## BEGIN DATA EXTRACT

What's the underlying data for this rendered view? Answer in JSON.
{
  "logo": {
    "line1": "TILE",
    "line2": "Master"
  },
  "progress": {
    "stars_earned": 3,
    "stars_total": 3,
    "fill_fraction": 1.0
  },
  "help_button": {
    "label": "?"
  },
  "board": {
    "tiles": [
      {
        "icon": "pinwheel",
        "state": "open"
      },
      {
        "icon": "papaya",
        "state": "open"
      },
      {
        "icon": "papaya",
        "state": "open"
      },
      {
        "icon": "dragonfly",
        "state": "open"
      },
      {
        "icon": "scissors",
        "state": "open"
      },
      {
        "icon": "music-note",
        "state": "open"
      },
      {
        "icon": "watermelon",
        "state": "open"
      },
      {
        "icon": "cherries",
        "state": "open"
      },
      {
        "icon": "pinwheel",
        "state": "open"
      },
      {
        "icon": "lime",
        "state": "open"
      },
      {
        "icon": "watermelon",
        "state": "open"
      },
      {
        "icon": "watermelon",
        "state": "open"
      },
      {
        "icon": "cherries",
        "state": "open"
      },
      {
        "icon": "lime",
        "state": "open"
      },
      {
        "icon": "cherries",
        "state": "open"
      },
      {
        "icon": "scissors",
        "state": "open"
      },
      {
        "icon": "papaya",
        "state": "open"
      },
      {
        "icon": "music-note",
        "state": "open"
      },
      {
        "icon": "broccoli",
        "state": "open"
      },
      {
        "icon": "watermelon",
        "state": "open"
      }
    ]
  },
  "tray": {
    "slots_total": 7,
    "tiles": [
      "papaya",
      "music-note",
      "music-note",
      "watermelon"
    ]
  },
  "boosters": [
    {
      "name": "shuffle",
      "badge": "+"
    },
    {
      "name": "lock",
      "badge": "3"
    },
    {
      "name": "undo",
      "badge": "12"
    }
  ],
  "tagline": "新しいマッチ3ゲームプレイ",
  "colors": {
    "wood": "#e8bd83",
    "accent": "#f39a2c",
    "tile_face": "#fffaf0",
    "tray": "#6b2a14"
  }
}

## END DATA EXTRACT

#### [EXERCISE AIM]
All of the data above should be transcribed exactly.

#### [TASK OUTPUT]
What's the underlying data for this rendered view? Answer in JSON.
{
  "logo": {
    "line1": "TILE",
    "line2": "Master"
  },
  "progress": {
    "stars_earned": 3,
    "stars_total": 3,
    "fill_fraction": 1.0
  },
  "help_button": {
    "label": "?"
  },
  "board": {
    "tiles": [
      {
        "icon": "pinwheel",
        "state": "open"
      },
      {
        "icon": "papaya",
        "state": "open"
      },
      {
        "icon": "papaya",
        "state": "open"
      },
      {
        "icon": "dragonfly",
        "state": "open"
      },
      {
        "icon": "scissors",
        "state": "open"
      },
      {
        "icon": "music-note",
        "state": "open"
      },
      {
        "icon": "watermelon",
        "state": "open"
      },
      {
        "icon": "cherries",
        "state": "open"
      },
      {
        "icon": "pinwheel",
        "state": "open"
      },
      {
        "icon": "lime",
        "state": "open"
      },
      {
        "icon": "watermelon",
        "state": "open"
      },
      {
        "icon": "watermelon",
        "state": "open"
      },
      {
        "icon": "cherries",
        "state": "open"
      },
      {
        "icon": "lime",
        "state": "open"
      },
      {
        "icon": "cherries",
        "state": "open"
      },
      {
        "icon": "scissors",
        "state": "open"
      },
      {
        "icon": "papaya",
        "state": "open"
      },
      {
        "icon": "music-note",
        "state": "open"
      },
      {
        "icon": "broccoli",
        "state": "open"
      },
      {
        "icon": "watermelon",
        "state": "open"
      }
    ]
  },
  "tray": {
    "slots_total": 7,
    "tiles": [
      "papaya",
      "music-note",
      "music-note",
      "watermelon"
    ]
  },
  "boosters": [
    {
      "name": "shuffle",
      "badge": "+"
    },
    {
      "name": "lock",
      "badge": "3"
    },
    {
      "name": "undo",
      "badge": "12"
    }
  ],
  "tagline": "新しいマッチ3ゲームプレイ",
  "colors": {
    "wood": "#e8bd83",
    "accent": "#f39a2c",
    "tile_face": "#fffaf0",
    "tray": "#6b2a14"
  }
}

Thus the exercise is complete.